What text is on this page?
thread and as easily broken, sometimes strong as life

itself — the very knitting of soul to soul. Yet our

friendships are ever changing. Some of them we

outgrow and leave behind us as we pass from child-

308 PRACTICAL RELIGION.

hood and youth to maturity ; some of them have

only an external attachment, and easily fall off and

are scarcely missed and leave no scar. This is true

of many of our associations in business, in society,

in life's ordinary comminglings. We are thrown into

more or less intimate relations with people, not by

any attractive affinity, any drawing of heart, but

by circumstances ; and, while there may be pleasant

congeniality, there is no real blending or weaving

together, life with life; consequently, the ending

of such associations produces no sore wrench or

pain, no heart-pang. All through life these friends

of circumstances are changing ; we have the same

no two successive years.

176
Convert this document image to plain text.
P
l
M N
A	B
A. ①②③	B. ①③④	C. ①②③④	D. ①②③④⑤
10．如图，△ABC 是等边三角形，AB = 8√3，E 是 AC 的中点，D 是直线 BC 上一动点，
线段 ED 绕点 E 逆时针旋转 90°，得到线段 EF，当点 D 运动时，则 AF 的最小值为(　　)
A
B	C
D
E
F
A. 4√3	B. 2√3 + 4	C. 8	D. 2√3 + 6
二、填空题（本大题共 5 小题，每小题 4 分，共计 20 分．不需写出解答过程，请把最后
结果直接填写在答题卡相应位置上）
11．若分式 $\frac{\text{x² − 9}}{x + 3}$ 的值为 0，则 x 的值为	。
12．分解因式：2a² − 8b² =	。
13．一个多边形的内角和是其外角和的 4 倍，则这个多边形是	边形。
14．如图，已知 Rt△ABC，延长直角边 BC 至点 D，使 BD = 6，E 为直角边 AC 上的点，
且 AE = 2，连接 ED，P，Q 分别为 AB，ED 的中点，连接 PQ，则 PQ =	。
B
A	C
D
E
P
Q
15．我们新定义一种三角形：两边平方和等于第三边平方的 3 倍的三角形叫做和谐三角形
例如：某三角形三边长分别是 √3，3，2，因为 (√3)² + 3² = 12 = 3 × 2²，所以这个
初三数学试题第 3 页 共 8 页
○ ○ ○ ○ ○
[What you should do] Output, unchanged, the lines from the line with "Convert this document image to plain text." through the final line of the material.

[Problem solution]
Convert this document image to plain text.
P
l
M N
A	B
A. ①②③	B. ①③④	C. ①②③④	D. ①②③④⑤
10．如图，△ABC 是等边三角形，AB = 8√3，E 是 AC 的中点，D 是直线 BC 上一动点，
线段 ED 绕点 E 逆时针旋转 90°，得到线段 EF，当点 D 运动时，则 AF 的最小值为(　　)
A
B	C
D
E
F
A. 4√3	B. 2√3 + 4	C. 8	D. 2√3 + 6
二、填空题（本大题共 5 小题，每小题 4 分，共计 20 分．不需写出解答过程，请把最后
结果直接填写在答题卡相应位置上）
11．若分式 $\frac{\text{x² − 9}}{x + 3}$ 的值为 0，则 x 的值为	。
12．分解因式：2a² − 8b² =	。
13．一个多边形的内角和是其外角和的 4 倍，则这个多边形是	边形。
14．如图，已知 Rt△ABC，延长直角边 BC 至点 D，使 BD = 6，E 为直角边 AC 上的点，
且 AE = 2，连接 ED，P，Q 分别为 AB，ED 的中点，连接 PQ，则 PQ =	。
B
A	C
D
E
P
Q
15．我们新定义一种三角形：两边平方和等于第三边平方的 3 倍的三角形叫做和谐三角形
例如：某三角形三边长分别是 √3，3，2，因为 (√3)² + 3² = 12 = 3 × 2²，所以这个
初三数学试题第 3 页 共 8 页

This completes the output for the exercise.